"""

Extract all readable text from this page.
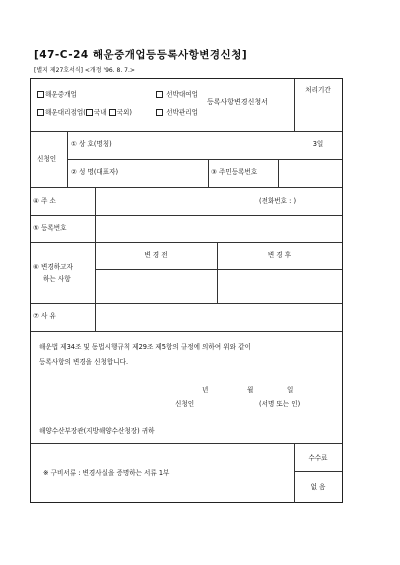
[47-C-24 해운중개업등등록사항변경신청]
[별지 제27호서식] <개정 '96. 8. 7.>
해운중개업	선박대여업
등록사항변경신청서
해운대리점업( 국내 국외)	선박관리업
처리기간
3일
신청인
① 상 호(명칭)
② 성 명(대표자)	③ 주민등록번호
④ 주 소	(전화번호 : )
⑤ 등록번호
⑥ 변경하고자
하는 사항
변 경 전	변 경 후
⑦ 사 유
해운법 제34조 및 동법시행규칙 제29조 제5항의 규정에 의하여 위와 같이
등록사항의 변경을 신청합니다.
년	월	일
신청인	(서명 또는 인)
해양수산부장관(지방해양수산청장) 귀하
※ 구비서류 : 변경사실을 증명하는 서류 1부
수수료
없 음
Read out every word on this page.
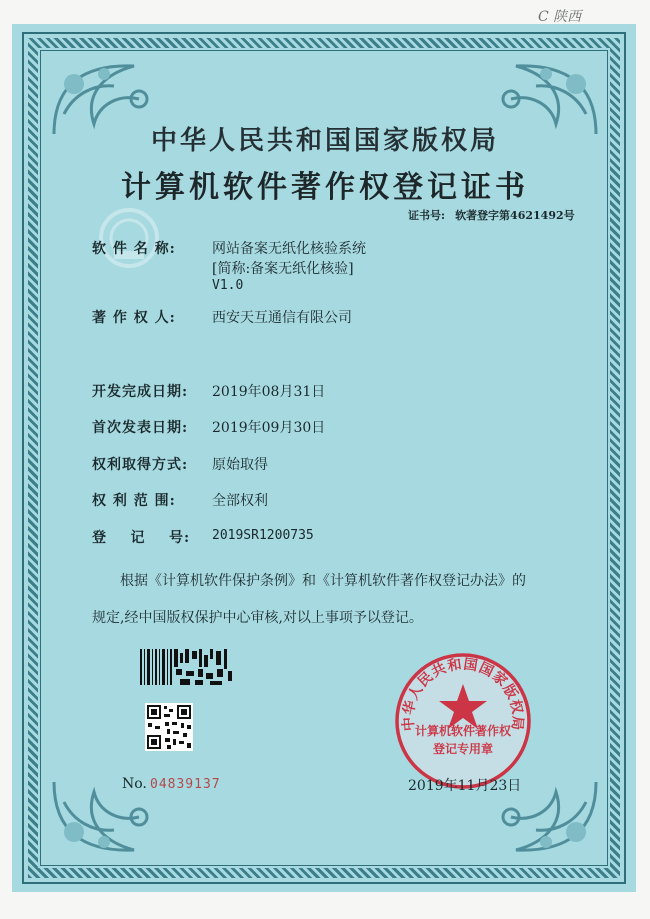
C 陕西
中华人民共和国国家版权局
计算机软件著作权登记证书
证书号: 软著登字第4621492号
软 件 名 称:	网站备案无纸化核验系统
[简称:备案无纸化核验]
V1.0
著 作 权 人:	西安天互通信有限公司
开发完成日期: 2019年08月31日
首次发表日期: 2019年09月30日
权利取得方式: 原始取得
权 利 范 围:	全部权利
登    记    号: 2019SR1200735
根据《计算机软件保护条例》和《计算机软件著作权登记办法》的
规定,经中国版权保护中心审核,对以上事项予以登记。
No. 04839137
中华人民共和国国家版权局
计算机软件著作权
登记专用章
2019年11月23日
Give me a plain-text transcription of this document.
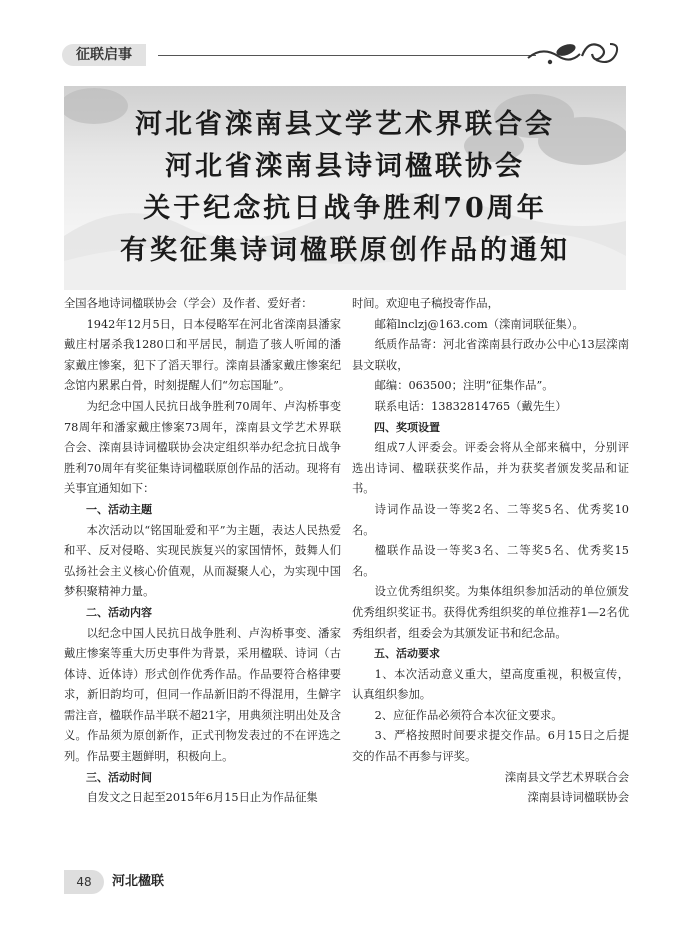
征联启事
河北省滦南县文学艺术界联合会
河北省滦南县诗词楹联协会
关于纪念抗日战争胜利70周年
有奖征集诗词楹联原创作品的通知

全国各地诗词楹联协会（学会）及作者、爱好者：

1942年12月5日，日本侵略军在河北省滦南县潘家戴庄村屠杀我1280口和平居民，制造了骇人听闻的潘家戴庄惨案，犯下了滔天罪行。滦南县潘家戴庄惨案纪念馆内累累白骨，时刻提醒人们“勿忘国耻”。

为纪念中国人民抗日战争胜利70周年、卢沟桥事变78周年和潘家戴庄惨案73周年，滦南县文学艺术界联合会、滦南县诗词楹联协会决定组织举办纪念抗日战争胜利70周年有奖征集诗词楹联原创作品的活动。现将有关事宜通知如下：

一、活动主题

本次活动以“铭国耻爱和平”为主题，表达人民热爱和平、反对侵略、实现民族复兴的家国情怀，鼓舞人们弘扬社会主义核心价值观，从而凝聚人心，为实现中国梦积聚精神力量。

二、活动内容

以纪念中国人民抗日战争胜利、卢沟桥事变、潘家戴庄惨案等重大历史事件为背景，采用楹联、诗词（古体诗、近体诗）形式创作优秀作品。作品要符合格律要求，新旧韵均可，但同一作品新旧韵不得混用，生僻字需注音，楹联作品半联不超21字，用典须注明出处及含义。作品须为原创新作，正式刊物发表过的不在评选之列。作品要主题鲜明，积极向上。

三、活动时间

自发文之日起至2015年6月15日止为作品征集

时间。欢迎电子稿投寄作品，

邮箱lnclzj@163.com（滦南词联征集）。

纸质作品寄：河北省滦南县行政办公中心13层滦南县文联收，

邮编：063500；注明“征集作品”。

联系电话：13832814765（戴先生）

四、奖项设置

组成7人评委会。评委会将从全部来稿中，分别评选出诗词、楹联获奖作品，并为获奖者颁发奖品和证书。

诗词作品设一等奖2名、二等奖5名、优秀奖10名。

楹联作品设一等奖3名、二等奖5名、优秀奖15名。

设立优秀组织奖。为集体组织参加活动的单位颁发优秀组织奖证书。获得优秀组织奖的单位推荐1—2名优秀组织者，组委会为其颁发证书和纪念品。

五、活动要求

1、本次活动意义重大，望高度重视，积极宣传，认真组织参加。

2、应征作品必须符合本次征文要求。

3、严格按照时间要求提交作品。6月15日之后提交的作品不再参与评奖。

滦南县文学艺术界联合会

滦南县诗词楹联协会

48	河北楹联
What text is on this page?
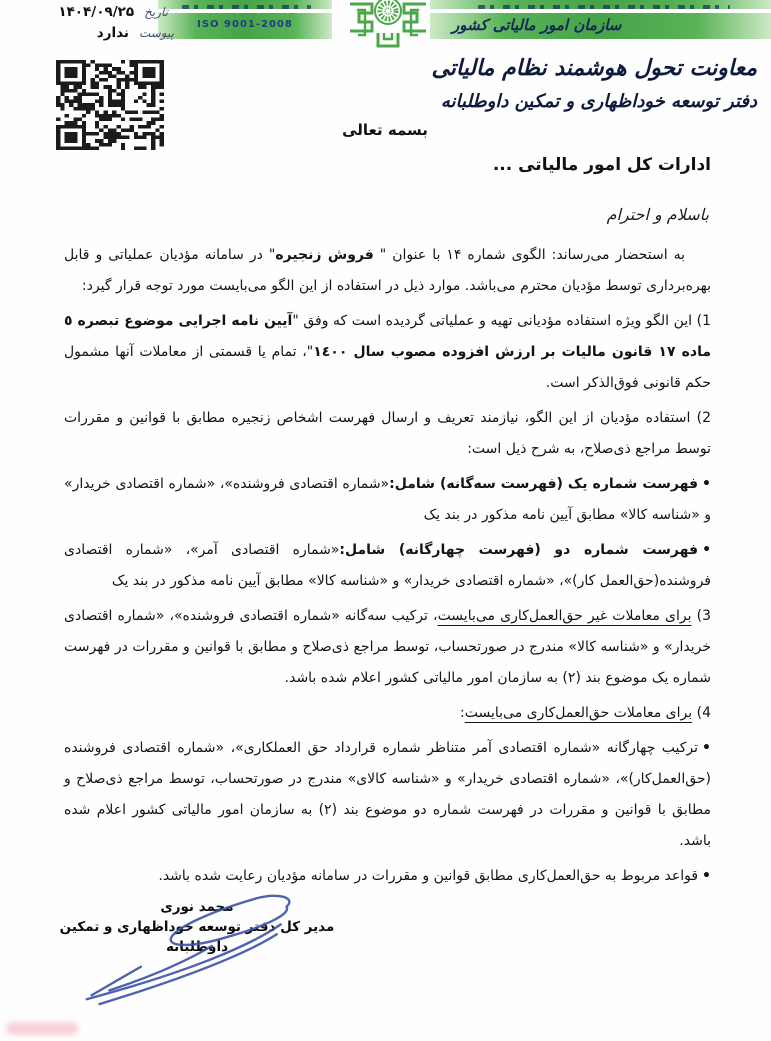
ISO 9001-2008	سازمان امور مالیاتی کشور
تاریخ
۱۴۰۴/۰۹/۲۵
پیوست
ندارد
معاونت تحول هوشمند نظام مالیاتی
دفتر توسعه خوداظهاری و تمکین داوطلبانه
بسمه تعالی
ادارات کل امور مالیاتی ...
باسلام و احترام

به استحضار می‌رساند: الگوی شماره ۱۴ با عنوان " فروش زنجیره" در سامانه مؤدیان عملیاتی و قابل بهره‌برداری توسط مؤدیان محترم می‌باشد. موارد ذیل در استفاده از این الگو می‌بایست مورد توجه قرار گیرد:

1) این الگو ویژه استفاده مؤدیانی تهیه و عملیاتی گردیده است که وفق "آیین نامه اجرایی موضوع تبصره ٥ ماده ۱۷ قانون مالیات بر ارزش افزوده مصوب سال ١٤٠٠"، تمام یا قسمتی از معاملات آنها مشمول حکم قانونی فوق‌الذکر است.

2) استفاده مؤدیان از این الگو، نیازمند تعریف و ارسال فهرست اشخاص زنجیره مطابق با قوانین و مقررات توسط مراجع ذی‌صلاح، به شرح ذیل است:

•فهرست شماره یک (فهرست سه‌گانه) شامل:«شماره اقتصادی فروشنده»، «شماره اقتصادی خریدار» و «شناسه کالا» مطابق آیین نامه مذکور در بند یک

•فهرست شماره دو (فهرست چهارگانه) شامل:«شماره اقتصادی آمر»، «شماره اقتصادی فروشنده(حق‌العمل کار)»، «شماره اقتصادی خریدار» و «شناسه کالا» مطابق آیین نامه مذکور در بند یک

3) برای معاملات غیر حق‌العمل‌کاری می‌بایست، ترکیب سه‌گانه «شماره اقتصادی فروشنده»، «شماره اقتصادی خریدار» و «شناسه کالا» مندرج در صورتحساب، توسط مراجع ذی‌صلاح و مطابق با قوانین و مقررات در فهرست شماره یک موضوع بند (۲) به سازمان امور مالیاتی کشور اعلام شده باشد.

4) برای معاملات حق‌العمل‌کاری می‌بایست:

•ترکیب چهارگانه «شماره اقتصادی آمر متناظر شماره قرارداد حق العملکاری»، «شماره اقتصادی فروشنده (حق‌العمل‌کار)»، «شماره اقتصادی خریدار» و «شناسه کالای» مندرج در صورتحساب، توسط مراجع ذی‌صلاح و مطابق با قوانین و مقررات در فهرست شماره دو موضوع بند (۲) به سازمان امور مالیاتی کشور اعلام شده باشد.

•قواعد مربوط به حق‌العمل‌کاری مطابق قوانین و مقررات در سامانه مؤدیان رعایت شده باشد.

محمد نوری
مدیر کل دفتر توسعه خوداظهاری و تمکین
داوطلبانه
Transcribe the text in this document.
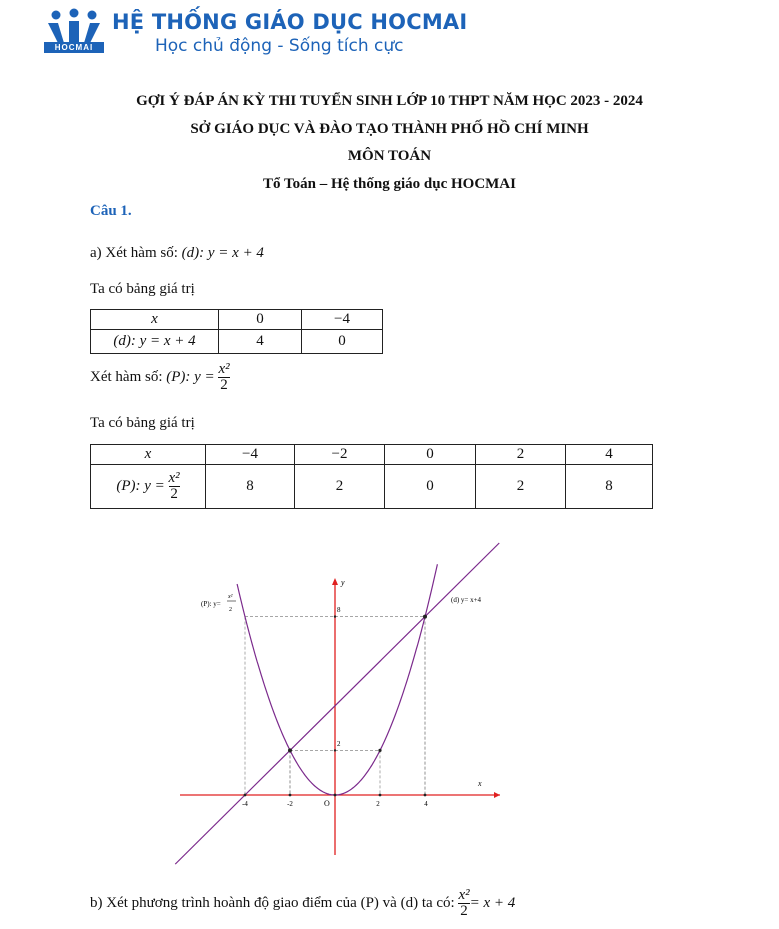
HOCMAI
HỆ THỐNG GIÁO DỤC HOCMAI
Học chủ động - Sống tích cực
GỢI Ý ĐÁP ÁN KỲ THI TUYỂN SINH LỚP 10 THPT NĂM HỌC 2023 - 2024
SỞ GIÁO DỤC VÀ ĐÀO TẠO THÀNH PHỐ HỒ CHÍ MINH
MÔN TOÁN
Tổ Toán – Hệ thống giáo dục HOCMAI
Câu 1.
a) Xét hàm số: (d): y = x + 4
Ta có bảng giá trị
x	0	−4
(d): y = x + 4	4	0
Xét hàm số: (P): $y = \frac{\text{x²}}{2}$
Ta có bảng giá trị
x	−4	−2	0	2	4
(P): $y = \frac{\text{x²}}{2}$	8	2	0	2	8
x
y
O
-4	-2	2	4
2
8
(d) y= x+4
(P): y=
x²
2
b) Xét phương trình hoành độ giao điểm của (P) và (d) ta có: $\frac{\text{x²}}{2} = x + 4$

"""

Tally up the lines holding the string "مذکور" in this listing, and report the total alone.

THE RESPONSE: 2